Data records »
+-------+
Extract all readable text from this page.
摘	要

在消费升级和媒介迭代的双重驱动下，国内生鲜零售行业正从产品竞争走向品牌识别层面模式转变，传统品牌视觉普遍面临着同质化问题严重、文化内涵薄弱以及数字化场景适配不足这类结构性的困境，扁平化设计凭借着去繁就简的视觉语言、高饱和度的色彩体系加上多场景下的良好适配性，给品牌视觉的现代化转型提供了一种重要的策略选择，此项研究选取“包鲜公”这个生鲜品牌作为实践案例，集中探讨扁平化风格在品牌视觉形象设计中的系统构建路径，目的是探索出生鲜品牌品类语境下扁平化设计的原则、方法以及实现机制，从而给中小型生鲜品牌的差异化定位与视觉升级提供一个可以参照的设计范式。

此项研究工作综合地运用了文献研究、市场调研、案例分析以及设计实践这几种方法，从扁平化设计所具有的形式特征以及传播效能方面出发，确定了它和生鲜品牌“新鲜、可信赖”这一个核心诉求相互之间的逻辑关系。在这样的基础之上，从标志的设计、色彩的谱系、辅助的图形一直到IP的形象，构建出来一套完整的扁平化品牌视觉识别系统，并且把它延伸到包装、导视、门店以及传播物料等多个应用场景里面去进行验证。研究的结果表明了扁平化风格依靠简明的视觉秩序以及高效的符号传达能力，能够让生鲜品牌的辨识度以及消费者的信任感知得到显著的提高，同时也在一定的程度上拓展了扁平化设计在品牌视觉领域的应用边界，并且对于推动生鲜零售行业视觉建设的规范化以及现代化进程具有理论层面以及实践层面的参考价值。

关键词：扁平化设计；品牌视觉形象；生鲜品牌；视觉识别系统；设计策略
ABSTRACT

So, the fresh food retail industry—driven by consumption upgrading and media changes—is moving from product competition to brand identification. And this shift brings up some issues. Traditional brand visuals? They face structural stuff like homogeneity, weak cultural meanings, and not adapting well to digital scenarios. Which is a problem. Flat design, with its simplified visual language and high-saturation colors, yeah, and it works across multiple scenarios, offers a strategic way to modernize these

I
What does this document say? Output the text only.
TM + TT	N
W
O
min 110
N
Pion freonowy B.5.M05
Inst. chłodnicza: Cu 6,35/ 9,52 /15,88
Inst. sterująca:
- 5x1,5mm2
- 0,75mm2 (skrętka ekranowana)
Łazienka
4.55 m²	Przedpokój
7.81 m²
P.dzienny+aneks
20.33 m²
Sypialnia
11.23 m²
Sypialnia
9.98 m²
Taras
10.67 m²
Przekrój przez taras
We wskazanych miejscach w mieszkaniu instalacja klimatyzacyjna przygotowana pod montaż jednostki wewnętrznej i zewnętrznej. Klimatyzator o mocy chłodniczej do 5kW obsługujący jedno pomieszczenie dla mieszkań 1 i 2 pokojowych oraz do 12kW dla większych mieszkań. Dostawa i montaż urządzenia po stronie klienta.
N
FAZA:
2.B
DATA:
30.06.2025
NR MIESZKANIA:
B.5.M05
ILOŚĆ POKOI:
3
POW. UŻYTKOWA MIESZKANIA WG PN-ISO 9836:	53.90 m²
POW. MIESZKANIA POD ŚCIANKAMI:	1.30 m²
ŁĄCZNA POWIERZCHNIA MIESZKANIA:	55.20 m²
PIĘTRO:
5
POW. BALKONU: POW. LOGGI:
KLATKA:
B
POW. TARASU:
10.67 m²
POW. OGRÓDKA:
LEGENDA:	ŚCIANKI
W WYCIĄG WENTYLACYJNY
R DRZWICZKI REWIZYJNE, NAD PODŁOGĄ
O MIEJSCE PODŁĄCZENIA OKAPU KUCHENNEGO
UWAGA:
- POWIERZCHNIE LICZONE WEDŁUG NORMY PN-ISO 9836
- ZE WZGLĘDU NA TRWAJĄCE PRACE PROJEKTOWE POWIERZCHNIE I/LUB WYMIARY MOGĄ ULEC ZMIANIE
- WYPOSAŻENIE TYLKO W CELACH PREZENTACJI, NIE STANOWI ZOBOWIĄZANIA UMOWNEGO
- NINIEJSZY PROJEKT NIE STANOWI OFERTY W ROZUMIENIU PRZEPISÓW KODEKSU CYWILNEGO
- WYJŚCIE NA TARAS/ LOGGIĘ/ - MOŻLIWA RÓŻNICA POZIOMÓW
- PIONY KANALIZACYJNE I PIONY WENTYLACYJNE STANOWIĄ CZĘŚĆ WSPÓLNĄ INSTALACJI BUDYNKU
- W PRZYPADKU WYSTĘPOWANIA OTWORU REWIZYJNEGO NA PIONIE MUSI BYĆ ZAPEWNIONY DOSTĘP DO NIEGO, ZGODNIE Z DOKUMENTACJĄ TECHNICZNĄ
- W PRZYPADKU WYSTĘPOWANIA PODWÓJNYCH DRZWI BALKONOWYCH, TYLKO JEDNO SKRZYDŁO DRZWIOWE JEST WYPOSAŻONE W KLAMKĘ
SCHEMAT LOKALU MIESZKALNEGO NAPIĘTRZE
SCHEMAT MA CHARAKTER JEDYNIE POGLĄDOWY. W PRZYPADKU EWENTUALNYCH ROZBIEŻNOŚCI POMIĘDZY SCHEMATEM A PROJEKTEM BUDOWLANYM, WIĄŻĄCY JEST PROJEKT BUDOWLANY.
+-------+
What to produce »
Return all of the entries exactly as written.

Exercise output »
Extract all readable text from this page.
摘	要

在消费升级和媒介迭代的双重驱动下，国内生鲜零售行业正从产品竞争走向品牌识别层面模式转变，传统品牌视觉普遍面临着同质化问题严重、文化内涵薄弱以及数字化场景适配不足这类结构性的困境，扁平化设计凭借着去繁就简的视觉语言、高饱和度的色彩体系加上多场景下的良好适配性，给品牌视觉的现代化转型提供了一种重要的策略选择，此项研究选取“包鲜公”这个生鲜品牌作为实践案例，集中探讨扁平化风格在品牌视觉形象设计中的系统构建路径，目的是探索出生鲜品牌品类语境下扁平化设计的原则、方法以及实现机制，从而给中小型生鲜品牌的差异化定位与视觉升级提供一个可以参照的设计范式。

此项研究工作综合地运用了文献研究、市场调研、案例分析以及设计实践这几种方法，从扁平化设计所具有的形式特征以及传播效能方面出发，确定了它和生鲜品牌“新鲜、可信赖”这一个核心诉求相互之间的逻辑关系。在这样的基础之上，从标志的设计、色彩的谱系、辅助的图形一直到IP的形象，构建出来一套完整的扁平化品牌视觉识别系统，并且把它延伸到包装、导视、门店以及传播物料等多个应用场景里面去进行验证。研究的结果表明了扁平化风格依靠简明的视觉秩序以及高效的符号传达能力，能够让生鲜品牌的辨识度以及消费者的信任感知得到显著的提高，同时也在一定的程度上拓展了扁平化设计在品牌视觉领域的应用边界，并且对于推动生鲜零售行业视觉建设的规范化以及现代化进程具有理论层面以及实践层面的参考价值。

关键词：扁平化设计；品牌视觉形象；生鲜品牌；视觉识别系统；设计策略
ABSTRACT

So, the fresh food retail industry—driven by consumption upgrading and media changes—is moving from product competition to brand identification. And this shift brings up some issues. Traditional brand visuals? They face structural stuff like homogeneity, weak cultural meanings, and not adapting well to digital scenarios. Which is a problem. Flat design, with its simplified visual language and high-saturation colors, yeah, and it works across multiple scenarios, offers a strategic way to modernize these

I
What does this document say? Output the text only.
TM + TT	N
W
O
min 110
N
Pion freonowy B.5.M05
Inst. chłodnicza: Cu 6,35/ 9,52 /15,88
Inst. sterująca:
- 5x1,5mm2
- 0,75mm2 (skrętka ekranowana)
Łazienka
4.55 m²	Przedpokój
7.81 m²
P.dzienny+aneks
20.33 m²
Sypialnia
11.23 m²
Sypialnia
9.98 m²
Taras
10.67 m²
Przekrój przez taras
We wskazanych miejscach w mieszkaniu instalacja klimatyzacyjna przygotowana pod montaż jednostki wewnętrznej i zewnętrznej. Klimatyzator o mocy chłodniczej do 5kW obsługujący jedno pomieszczenie dla mieszkań 1 i 2 pokojowych oraz do 12kW dla większych mieszkań. Dostawa i montaż urządzenia po stronie klienta.
N
FAZA:
2.B
DATA:
30.06.2025
NR MIESZKANIA:
B.5.M05
ILOŚĆ POKOI:
3
POW. UŻYTKOWA MIESZKANIA WG PN-ISO 9836:	53.90 m²
POW. MIESZKANIA POD ŚCIANKAMI:	1.30 m²
ŁĄCZNA POWIERZCHNIA MIESZKANIA:	55.20 m²
PIĘTRO:
5
POW. BALKONU: POW. LOGGI:
KLATKA:
B
POW. TARASU:
10.67 m²
POW. OGRÓDKA:
LEGENDA:	ŚCIANKI
W WYCIĄG WENTYLACYJNY
R DRZWICZKI REWIZYJNE, NAD PODŁOGĄ
O MIEJSCE PODŁĄCZENIA OKAPU KUCHENNEGO
UWAGA:
- POWIERZCHNIE LICZONE WEDŁUG NORMY PN-ISO 9836
- ZE WZGLĘDU NA TRWAJĄCE PRACE PROJEKTOWE POWIERZCHNIE I/LUB WYMIARY MOGĄ ULEC ZMIANIE
- WYPOSAŻENIE TYLKO W CELACH PREZENTACJI, NIE STANOWI ZOBOWIĄZANIA UMOWNEGO
- NINIEJSZY PROJEKT NIE STANOWI OFERTY W ROZUMIENIU PRZEPISÓW KODEKSU CYWILNEGO
- WYJŚCIE NA TARAS/ LOGGIĘ/ - MOŻLIWA RÓŻNICA POZIOMÓW
- PIONY KANALIZACYJNE I PIONY WENTYLACYJNE STANOWIĄ CZĘŚĆ WSPÓLNĄ INSTALACJI BUDYNKU
- W PRZYPADKU WYSTĘPOWANIA OTWORU REWIZYJNEGO NA PIONIE MUSI BYĆ ZAPEWNIONY DOSTĘP DO NIEGO, ZGODNIE Z DOKUMENTACJĄ TECHNICZNĄ
- W PRZYPADKU WYSTĘPOWANIA PODWÓJNYCH DRZWI BALKONOWYCH, TYLKO JEDNO SKRZYDŁO DRZWIOWE JEST WYPOSAŻONE W KLAMKĘ
SCHEMAT LOKALU MIESZKALNEGO NAPIĘTRZE
SCHEMAT MA CHARAKTER JEDYNIE POGLĄDOWY. W PRZYPADKU EWENTUALNYCH ROZBIEŻNOŚCI POMIĘDZY SCHEMATEM A PROJEKTEM BUDOWLANYM, WIĄŻĄCY JEST PROJEKT BUDOWLANY.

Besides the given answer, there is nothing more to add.